EXERCISE OBJECTIVE
Collect every line of the records below that contains the word "Copy".

RECORDS SHOWN
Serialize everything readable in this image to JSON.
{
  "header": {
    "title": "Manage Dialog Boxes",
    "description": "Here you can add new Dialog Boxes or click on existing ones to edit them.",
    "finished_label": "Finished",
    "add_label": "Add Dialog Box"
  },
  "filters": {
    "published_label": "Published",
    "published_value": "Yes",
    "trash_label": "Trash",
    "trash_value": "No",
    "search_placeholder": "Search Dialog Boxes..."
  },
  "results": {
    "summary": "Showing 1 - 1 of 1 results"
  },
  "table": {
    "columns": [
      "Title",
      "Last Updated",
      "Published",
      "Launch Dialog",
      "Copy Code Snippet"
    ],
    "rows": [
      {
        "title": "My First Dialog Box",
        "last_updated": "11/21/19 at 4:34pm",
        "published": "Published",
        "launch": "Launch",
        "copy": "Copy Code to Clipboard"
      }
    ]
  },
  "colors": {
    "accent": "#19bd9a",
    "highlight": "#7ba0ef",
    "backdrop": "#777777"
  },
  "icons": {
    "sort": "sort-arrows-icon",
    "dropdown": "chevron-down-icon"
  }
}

OUTPUT FOR THIS TASK
      "Copy Code Snippet"
        "copy": "Copy Code to Clipboard"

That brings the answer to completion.